**STATED EXERCISE:**
Below are the records; copy each line in them that holds the word "often".

Stored items from a collection:
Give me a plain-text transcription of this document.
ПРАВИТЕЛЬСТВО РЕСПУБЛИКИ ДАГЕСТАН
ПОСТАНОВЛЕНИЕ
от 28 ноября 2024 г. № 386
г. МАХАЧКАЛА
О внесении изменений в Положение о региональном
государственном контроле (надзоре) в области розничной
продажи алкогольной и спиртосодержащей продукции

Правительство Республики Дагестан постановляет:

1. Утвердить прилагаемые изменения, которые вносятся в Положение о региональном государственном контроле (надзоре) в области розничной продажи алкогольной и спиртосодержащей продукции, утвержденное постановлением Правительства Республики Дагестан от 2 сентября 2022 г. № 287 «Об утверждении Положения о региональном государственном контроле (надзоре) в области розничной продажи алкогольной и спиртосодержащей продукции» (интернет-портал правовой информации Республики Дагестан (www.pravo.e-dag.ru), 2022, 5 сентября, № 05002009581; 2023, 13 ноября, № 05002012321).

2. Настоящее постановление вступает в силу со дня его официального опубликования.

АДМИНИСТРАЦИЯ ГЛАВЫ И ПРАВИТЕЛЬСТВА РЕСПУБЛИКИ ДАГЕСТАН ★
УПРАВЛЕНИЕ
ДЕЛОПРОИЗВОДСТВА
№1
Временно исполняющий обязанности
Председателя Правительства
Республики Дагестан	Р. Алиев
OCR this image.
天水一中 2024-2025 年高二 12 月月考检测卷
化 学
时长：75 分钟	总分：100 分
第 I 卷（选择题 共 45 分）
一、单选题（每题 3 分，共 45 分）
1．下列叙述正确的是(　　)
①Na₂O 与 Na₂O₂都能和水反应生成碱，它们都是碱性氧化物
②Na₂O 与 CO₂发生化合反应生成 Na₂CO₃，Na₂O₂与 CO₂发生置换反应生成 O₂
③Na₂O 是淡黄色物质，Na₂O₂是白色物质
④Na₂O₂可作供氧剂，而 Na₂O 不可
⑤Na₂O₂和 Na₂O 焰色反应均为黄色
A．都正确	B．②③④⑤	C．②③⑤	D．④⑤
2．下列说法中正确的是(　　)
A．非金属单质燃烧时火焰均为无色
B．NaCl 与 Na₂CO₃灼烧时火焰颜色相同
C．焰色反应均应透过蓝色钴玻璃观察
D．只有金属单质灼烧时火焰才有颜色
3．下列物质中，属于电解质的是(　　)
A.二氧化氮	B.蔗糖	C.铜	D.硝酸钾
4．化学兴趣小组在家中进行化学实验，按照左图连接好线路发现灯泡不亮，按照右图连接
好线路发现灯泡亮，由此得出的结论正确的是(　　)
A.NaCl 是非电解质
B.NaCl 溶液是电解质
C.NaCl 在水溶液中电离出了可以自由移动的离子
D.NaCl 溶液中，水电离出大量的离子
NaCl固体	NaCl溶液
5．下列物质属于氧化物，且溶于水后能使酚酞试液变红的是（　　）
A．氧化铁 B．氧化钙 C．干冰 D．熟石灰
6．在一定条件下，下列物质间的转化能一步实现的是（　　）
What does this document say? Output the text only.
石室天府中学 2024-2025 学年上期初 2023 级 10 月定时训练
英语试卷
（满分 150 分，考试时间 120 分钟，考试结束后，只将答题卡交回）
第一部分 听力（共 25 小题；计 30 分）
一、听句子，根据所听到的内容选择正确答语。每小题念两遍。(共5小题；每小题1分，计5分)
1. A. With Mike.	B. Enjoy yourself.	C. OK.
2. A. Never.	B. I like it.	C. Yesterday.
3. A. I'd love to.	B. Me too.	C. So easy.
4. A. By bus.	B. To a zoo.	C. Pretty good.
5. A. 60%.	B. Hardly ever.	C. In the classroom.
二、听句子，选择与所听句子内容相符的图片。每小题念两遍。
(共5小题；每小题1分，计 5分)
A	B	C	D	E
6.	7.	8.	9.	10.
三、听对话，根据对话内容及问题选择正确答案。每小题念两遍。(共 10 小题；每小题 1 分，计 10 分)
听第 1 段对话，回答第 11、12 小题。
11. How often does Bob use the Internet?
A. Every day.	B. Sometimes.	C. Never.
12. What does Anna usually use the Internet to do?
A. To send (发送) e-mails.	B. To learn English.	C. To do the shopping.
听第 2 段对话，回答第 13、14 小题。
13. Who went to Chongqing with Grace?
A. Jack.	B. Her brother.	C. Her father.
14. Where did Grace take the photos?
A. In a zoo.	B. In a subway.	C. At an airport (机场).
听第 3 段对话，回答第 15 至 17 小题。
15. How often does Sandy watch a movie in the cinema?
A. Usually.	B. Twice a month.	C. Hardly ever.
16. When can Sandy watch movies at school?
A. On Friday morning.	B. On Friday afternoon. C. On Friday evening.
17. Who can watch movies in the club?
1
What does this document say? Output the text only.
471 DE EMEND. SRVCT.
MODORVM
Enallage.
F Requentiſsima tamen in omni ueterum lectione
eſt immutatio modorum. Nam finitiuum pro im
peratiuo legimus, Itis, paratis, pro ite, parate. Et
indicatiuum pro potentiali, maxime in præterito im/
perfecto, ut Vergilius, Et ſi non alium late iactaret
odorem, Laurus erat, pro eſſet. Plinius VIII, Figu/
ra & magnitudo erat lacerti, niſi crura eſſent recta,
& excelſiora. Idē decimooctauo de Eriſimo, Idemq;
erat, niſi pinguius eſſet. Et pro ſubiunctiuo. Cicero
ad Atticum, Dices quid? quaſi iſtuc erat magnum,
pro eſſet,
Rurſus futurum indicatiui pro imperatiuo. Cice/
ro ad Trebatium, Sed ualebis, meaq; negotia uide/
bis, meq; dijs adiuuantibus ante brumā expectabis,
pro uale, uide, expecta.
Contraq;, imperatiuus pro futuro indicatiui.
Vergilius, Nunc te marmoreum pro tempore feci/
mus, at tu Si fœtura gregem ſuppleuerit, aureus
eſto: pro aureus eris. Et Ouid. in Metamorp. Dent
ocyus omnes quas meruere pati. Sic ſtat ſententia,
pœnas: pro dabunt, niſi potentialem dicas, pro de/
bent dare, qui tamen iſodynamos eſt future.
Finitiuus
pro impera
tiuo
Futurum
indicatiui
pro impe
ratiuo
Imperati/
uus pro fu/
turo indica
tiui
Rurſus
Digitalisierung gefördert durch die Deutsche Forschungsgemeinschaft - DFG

**THE ANSWER:**
11. How often does Bob use the Internet?
15. How often does Sandy watch a movie in the cinema?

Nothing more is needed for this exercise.